Passage for review.
§
Copyright 2011 Carousel Productions

★ ★ ★ ★

Maddie rented this movie at the Redbox and I knew very little about what the premise was, but was in the mood for something light (our other choice for the night was Tarkovsky’s Stalker which is nowhere near ‘light’).  In the end, I was pleasantly surprised with this film.

In the first scene of the film, Emily Weaver (Julianne Moore) tell her husband, Cal Weaver (Steve Carell), that she wants a divorce over dinner.  After 25 years of marriage, the news is a complete shock to him and he further finds out in the car that she has been having an affair with a colleague from work, David Lindhagen (Kevin Bacon).  Defeated, he eventually moves from the house and begins going to bars, where he runs into the suave lothario Jacob Palmer (Ryan Gosling), who because of Cal’s reminiscence of his father, he decides to “show the ropes” of picking up women.  Without ruining the fun of the film, there are other side stories, all dealing with the notion of love, that interweave and eventually culminate at the end.

Though the film is a bit disjointed at times, it does tie itself up and make for a very pleasing end product.  Though I hate to use the words light in a positive manner, this film is a light, fun and interesting romantic comedy.  There are a few things in the presentation that keep this from being a really amazing comedy, but even with its shortcomings the film still holds a nice amount of charm and wit.

 





Blue Valentine (2010) Review

10 05 2011

Copyright 2010 Hunting Lane Films and Silverwood Films

★ ★ ★ ★

So, this movie was kind of what I was expecting in a lot of ways, but in a lot of other ways a lot different than I would have imagined.  I knew it was going to be a low-budget indie flick, but I was not expecting the level of emotion presented in the film.  Based on the ads, it seemed like it was being marketed as a light romantic comedy; that assessment couldn’t be further from the truth.  This film is definitely an emotionally charged drama in every sense of the definition.
§
Return the film reviews above word for word, in full.
§
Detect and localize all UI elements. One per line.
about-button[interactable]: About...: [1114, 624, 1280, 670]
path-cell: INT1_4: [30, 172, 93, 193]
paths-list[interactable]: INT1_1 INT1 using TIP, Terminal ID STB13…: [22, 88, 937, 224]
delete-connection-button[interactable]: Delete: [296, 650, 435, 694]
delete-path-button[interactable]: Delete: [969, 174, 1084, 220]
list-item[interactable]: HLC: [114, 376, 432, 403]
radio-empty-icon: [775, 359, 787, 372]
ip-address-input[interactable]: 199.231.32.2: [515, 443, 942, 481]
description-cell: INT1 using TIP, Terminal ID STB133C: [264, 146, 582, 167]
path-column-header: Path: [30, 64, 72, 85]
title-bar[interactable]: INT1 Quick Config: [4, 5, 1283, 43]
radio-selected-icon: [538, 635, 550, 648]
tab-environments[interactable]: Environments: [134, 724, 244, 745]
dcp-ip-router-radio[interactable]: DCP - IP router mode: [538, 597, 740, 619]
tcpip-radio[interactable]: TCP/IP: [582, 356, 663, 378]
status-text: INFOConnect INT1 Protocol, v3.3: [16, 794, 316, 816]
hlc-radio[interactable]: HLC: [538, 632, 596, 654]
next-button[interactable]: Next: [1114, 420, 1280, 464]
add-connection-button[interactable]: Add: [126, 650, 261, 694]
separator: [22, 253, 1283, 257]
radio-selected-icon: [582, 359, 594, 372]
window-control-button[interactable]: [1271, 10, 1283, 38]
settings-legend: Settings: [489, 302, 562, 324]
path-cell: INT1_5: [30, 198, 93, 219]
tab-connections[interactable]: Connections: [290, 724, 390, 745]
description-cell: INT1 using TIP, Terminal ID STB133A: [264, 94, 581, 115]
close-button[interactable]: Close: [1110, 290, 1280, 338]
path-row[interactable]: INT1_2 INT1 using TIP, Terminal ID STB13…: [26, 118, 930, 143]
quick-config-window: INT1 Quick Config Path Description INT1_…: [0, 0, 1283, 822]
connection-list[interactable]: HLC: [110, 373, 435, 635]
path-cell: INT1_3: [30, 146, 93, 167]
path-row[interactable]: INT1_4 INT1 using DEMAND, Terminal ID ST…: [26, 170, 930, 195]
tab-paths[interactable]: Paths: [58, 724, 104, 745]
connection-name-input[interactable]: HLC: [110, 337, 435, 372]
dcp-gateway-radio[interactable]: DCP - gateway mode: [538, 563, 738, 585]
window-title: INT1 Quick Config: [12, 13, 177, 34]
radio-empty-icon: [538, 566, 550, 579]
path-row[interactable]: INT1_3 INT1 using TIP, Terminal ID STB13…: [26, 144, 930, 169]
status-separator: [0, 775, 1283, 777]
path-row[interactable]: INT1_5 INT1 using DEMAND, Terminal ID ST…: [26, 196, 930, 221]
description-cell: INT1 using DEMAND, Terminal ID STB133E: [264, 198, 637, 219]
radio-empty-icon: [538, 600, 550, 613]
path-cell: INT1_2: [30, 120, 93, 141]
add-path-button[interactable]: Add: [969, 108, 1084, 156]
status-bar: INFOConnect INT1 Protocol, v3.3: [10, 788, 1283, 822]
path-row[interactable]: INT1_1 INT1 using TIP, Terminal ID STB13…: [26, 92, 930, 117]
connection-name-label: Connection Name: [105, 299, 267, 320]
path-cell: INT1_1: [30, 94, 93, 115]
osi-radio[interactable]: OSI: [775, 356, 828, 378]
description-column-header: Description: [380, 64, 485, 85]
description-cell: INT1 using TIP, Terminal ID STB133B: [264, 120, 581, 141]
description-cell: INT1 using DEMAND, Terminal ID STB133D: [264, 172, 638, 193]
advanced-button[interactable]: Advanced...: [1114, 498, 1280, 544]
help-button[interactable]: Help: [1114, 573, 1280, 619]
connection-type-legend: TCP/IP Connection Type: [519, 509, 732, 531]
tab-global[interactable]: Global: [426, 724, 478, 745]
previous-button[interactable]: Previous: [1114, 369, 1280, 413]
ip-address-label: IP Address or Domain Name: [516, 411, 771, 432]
§
Solution to the problem.
Copyright 2011 Carousel Productions

★ ★ ★ ★

Maddie rented this movie at the Redbox and I knew very little about what the premise was, but was in the mood for something light (our other choice for the night was Tarkovsky’s Stalker which is nowhere near ‘light’).  In the end, I was pleasantly surprised with this film.

In the first scene of the film, Emily Weaver (Julianne Moore) tell her husband, Cal Weaver (Steve Carell), that she wants a divorce over dinner.  After 25 years of marriage, the news is a complete shock to him and he further finds out in the car that she has been having an affair with a colleague from work, David Lindhagen (Kevin Bacon).  Defeated, he eventually moves from the house and begins going to bars, where he runs into the suave lothario Jacob Palmer (Ryan Gosling), who because of Cal’s reminiscence of his father, he decides to “show the ropes” of picking up women.  Without ruining the fun of the film, there are other side stories, all dealing with the notion of love, that interweave and eventually culminate at the end.

Though the film is a bit disjointed at times, it does tie itself up and make for a very pleasing end product.  Though I hate to use the words light in a positive manner, this film is a light, fun and interesting romantic comedy.  There are a few things in the presentation that keep this from being a really amazing comedy, but even with its shortcomings the film still holds a nice amount of charm and wit.

 





Blue Valentine (2010) Review

10 05 2011

Copyright 2010 Hunting Lane Films and Silverwood Films

★ ★ ★ ★

So, this movie was kind of what I was expecting in a lot of ways, but in a lot of other ways a lot different than I would have imagined.  I knew it was going to be a low-budget indie flick, but I was not expecting the level of emotion presented in the film.  Based on the ads, it seemed like it was being marketed as a light romantic comedy; that assessment couldn’t be further from the truth.  This film is definitely an emotionally charged drama in every sense of the definition.